╭─ Extracted material
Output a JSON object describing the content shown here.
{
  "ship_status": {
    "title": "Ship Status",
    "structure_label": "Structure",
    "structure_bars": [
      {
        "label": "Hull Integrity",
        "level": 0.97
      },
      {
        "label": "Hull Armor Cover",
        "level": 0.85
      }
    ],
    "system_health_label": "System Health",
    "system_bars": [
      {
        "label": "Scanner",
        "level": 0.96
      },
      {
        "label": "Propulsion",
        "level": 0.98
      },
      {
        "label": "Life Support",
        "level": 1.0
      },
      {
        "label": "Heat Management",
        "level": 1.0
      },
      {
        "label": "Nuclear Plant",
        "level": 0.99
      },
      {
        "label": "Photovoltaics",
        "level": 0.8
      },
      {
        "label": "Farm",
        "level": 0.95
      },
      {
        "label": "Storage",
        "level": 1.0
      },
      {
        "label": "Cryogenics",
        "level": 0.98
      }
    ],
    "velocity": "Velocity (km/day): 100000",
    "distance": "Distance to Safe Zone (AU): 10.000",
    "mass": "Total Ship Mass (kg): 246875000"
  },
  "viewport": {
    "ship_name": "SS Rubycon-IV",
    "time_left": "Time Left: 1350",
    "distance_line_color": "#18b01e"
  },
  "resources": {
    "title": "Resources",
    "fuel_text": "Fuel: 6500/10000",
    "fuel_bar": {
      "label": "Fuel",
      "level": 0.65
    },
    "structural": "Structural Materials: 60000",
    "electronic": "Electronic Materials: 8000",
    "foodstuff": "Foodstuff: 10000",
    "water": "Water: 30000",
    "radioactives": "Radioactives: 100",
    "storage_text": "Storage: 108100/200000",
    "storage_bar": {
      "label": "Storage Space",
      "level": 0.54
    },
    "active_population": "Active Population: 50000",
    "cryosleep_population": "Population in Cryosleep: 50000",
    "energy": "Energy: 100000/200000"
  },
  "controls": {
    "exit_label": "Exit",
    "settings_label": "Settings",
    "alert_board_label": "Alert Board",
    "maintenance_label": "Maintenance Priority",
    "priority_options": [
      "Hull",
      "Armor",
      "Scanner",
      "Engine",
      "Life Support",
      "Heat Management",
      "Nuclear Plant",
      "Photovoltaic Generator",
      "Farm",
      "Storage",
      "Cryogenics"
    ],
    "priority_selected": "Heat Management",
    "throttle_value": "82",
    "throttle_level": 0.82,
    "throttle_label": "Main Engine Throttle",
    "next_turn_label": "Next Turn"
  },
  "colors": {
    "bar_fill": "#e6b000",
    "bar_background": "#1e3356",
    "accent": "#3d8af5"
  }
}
╰─
Your objective
Your task is to print the whole listing again exactly.

Output
Output a JSON object describing the content shown here.
{
  "ship_status": {
    "title": "Ship Status",
    "structure_label": "Structure",
    "structure_bars": [
      {
        "label": "Hull Integrity",
        "level": 0.97
      },
      {
        "label": "Hull Armor Cover",
        "level": 0.85
      }
    ],
    "system_health_label": "System Health",
    "system_bars": [
      {
        "label": "Scanner",
        "level": 0.96
      },
      {
        "label": "Propulsion",
        "level": 0.98
      },
      {
        "label": "Life Support",
        "level": 1.0
      },
      {
        "label": "Heat Management",
        "level": 1.0
      },
      {
        "label": "Nuclear Plant",
        "level": 0.99
      },
      {
        "label": "Photovoltaics",
        "level": 0.8
      },
      {
        "label": "Farm",
        "level": 0.95
      },
      {
        "label": "Storage",
        "level": 1.0
      },
      {
        "label": "Cryogenics",
        "level": 0.98
      }
    ],
    "velocity": "Velocity (km/day): 100000",
    "distance": "Distance to Safe Zone (AU): 10.000",
    "mass": "Total Ship Mass (kg): 246875000"
  },
  "viewport": {
    "ship_name": "SS Rubycon-IV",
    "time_left": "Time Left: 1350",
    "distance_line_color": "#18b01e"
  },
  "resources": {
    "title": "Resources",
    "fuel_text": "Fuel: 6500/10000",
    "fuel_bar": {
      "label": "Fuel",
      "level": 0.65
    },
    "structural": "Structural Materials: 60000",
    "electronic": "Electronic Materials: 8000",
    "foodstuff": "Foodstuff: 10000",
    "water": "Water: 30000",
    "radioactives": "Radioactives: 100",
    "storage_text": "Storage: 108100/200000",
    "storage_bar": {
      "label": "Storage Space",
      "level": 0.54
    },
    "active_population": "Active Population: 50000",
    "cryosleep_population": "Population in Cryosleep: 50000",
    "energy": "Energy: 100000/200000"
  },
  "controls": {
    "exit_label": "Exit",
    "settings_label": "Settings",
    "alert_board_label": "Alert Board",
    "maintenance_label": "Maintenance Priority",
    "priority_options": [
      "Hull",
      "Armor",
      "Scanner",
      "Engine",
      "Life Support",
      "Heat Management",
      "Nuclear Plant",
      "Photovoltaic Generator",
      "Farm",
      "Storage",
      "Cryogenics"
    ],
    "priority_selected": "Heat Management",
    "throttle_value": "82",
    "throttle_level": 0.82,
    "throttle_label": "Main Engine Throttle",
    "next_turn_label": "Next Turn"
  },
  "colors": {
    "bar_fill": "#e6b000",
    "bar_background": "#1e3356",
    "accent": "#3d8af5"
  }
}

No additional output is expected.